● **REQUEST**: Repeat exactly the lines from the line containing "Convert this screenshot" through the last line of the records below, inclusive, and nothing else.

Data listing
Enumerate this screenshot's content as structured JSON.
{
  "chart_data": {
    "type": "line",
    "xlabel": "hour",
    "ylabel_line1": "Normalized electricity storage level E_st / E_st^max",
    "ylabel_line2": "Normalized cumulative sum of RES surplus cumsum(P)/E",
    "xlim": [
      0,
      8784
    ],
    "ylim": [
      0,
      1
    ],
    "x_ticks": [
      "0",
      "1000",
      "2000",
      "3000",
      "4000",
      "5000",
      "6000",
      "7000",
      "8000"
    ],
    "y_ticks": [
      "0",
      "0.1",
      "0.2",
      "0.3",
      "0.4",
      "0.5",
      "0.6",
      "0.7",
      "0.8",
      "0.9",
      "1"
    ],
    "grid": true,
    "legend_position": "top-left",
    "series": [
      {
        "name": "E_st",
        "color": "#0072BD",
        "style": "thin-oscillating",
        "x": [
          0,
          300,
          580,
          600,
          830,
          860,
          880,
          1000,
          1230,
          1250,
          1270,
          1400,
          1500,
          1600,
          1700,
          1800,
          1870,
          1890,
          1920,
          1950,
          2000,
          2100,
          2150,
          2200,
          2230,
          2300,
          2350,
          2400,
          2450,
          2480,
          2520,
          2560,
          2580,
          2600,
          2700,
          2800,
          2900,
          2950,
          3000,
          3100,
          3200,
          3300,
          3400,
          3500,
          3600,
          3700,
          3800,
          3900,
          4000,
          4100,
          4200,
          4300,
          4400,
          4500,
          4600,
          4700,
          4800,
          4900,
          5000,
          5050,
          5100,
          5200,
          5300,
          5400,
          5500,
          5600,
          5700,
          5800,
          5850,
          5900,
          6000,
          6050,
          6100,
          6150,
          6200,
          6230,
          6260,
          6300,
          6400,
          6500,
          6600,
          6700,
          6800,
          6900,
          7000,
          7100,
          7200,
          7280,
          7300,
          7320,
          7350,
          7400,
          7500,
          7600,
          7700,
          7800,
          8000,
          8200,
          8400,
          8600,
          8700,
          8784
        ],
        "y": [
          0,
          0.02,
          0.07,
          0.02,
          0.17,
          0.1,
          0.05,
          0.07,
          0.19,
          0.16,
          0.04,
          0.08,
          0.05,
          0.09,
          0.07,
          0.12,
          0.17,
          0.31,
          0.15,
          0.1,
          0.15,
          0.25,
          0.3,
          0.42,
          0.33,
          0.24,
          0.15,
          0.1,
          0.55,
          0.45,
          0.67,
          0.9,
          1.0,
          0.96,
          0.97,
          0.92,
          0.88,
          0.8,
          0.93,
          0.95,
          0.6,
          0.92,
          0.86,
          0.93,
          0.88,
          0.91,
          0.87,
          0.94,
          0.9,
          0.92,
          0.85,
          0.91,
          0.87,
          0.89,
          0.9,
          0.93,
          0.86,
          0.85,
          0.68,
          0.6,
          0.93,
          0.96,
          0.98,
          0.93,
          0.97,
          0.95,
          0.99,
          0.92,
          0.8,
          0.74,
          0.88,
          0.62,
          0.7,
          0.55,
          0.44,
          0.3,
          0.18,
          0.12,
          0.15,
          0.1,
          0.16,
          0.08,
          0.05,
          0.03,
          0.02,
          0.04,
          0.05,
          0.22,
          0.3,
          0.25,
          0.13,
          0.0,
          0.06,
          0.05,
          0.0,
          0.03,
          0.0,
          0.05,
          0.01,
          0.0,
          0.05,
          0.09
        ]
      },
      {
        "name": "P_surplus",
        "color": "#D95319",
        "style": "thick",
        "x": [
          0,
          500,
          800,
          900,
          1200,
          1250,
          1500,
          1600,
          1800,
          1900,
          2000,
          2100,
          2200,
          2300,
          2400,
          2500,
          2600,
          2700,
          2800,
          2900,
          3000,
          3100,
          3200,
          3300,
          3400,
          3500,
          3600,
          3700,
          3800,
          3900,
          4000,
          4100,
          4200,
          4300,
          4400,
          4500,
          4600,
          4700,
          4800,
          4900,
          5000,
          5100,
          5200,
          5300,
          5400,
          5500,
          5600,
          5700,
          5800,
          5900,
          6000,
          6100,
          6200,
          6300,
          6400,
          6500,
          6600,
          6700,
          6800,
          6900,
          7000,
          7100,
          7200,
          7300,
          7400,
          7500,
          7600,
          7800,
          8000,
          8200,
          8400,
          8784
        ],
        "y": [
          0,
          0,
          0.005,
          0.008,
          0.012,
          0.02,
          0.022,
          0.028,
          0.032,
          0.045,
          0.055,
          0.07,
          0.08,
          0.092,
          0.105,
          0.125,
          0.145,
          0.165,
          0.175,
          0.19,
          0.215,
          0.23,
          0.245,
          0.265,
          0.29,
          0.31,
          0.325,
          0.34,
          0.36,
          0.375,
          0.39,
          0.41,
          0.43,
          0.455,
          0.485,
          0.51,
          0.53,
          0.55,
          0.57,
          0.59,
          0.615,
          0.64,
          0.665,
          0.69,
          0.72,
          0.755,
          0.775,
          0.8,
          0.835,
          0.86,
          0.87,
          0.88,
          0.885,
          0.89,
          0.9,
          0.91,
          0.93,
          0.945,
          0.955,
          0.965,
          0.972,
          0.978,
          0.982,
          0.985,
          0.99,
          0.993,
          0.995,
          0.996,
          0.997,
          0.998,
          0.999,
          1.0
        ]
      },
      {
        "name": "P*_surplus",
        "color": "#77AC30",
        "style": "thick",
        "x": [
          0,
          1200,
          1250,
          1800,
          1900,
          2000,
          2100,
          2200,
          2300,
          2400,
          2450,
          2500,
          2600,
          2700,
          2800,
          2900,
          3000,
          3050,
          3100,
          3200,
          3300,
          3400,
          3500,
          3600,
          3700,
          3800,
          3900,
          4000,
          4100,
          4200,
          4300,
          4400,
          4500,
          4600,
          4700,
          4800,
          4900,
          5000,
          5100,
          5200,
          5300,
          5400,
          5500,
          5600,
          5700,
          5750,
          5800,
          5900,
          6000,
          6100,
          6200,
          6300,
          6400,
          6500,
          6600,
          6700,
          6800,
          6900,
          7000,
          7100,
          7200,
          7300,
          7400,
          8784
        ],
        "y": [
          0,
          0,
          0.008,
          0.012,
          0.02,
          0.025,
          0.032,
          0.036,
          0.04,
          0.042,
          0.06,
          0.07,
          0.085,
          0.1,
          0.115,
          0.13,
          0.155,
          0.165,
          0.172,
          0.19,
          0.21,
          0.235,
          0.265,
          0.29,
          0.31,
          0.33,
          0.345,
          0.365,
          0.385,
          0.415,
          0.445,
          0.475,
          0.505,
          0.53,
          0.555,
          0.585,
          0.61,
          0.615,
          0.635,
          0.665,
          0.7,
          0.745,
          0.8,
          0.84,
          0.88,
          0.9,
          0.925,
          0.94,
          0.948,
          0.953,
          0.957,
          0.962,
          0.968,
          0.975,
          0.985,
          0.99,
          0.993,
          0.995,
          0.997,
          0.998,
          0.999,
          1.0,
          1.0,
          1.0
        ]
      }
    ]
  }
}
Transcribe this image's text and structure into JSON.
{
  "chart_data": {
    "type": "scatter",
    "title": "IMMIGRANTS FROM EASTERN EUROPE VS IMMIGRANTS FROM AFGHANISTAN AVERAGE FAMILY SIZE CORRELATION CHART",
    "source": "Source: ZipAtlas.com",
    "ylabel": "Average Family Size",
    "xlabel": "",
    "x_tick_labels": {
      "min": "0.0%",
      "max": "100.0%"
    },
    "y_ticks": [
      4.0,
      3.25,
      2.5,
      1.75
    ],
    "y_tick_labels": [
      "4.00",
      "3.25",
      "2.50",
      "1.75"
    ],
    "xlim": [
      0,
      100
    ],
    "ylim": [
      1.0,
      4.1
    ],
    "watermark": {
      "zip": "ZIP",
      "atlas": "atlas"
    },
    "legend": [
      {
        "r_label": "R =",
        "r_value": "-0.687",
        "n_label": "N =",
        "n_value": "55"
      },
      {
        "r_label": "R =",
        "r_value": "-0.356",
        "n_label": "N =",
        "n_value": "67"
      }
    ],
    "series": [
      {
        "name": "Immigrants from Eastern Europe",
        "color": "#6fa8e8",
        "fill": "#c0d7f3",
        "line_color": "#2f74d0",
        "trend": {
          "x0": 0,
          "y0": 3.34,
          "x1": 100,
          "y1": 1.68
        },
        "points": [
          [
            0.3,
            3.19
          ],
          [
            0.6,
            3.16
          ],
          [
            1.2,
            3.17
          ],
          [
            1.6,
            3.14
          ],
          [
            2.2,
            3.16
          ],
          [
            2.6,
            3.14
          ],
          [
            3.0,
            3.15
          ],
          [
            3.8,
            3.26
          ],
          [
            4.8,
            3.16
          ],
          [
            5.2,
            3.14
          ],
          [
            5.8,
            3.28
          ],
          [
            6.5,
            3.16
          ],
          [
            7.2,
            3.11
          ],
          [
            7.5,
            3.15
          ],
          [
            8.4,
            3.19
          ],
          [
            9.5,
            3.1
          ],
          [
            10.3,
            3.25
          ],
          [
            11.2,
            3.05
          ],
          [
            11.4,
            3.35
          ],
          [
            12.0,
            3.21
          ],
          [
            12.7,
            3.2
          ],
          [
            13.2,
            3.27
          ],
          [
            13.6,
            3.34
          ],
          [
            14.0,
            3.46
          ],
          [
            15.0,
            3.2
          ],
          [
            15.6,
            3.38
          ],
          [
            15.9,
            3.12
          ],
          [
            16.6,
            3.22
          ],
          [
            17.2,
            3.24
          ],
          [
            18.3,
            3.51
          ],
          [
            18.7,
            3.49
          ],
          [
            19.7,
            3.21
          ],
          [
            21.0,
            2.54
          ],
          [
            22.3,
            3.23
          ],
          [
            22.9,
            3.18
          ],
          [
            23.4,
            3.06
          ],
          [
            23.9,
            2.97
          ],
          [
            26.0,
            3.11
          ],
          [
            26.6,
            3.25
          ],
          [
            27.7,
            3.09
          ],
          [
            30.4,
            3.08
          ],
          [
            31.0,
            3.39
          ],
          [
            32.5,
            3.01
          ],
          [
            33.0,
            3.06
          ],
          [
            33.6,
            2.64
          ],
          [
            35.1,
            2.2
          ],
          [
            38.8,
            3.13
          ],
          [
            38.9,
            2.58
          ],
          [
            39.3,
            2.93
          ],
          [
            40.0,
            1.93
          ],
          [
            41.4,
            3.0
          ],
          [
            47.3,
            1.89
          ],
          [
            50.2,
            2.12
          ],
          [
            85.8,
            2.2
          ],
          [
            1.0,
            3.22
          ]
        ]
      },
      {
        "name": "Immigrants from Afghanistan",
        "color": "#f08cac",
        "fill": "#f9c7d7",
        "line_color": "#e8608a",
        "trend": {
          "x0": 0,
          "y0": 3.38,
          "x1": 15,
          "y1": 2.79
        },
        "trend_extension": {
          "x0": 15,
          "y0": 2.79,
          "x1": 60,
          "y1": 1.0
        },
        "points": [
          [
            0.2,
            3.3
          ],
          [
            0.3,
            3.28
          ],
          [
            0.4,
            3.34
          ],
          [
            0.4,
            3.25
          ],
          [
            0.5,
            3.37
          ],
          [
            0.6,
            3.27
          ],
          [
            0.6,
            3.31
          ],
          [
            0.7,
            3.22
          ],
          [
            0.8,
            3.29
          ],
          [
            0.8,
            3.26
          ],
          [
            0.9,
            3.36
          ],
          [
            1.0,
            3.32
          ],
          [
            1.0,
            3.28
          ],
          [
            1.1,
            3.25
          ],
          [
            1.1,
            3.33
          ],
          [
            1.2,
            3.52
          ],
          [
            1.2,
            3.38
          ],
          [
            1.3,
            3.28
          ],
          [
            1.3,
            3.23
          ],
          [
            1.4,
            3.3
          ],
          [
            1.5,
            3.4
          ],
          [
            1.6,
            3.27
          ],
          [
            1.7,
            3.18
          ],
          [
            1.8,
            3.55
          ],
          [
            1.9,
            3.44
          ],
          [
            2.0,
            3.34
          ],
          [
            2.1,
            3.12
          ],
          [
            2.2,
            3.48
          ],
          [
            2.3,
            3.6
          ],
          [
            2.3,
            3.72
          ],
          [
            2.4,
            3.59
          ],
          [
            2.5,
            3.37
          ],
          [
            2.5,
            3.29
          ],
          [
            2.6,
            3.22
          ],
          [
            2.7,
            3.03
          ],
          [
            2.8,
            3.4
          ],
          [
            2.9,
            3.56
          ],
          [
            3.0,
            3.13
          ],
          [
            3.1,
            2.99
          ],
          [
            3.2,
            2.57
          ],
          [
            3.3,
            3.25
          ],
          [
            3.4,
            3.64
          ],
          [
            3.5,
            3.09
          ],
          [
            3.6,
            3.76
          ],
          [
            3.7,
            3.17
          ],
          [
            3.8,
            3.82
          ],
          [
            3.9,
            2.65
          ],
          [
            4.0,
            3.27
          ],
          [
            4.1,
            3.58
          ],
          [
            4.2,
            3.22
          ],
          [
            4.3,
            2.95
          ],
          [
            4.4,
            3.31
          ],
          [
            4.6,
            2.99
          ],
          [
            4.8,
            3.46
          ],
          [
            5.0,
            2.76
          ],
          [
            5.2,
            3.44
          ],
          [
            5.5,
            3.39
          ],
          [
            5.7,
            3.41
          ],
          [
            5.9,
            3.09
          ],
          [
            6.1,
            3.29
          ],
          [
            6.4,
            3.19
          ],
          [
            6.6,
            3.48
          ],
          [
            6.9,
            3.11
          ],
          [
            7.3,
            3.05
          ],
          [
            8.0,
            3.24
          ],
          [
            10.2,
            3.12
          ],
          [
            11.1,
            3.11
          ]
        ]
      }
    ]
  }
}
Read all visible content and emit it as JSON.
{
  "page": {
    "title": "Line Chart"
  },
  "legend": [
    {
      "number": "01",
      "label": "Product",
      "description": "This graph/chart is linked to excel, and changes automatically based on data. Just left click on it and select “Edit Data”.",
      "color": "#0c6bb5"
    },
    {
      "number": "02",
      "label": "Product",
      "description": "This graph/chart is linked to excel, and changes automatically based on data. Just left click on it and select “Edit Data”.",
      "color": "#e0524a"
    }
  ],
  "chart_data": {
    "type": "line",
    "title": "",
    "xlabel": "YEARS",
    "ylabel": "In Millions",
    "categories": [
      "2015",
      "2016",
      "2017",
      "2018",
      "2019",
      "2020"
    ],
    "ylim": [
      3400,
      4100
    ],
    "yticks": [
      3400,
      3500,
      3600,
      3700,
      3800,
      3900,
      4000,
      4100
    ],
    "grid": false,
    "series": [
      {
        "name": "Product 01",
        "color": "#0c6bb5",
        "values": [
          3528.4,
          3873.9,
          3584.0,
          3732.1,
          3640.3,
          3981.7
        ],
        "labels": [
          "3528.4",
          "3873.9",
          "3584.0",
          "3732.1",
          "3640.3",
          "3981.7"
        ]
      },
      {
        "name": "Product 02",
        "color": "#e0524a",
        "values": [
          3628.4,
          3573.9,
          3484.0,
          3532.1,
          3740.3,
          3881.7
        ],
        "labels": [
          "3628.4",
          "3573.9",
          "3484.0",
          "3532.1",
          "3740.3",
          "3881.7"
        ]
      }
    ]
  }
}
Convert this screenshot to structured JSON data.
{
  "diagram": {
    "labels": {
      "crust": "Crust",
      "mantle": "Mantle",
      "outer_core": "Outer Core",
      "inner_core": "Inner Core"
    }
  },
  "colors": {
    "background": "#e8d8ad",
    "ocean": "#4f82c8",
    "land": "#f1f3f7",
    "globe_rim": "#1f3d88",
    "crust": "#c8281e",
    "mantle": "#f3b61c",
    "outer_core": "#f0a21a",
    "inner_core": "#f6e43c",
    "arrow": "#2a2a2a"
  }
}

● **SOLUTION TO THIS PROBLEM**:
Convert this screenshot to structured JSON data.
{
  "diagram": {
    "labels": {
      "crust": "Crust",
      "mantle": "Mantle",
      "outer_core": "Outer Core",
      "inner_core": "Inner Core"
    }
  },
  "colors": {
    "background": "#e8d8ad",
    "ocean": "#4f82c8",
    "land": "#f1f3f7",
    "globe_rim": "#1f3d88",
    "crust": "#c8281e",
    "mantle": "#f3b61c",
    "outer_core": "#f0a21a",
    "inner_core": "#f6e43c",
    "arrow": "#2a2a2a"
  }
}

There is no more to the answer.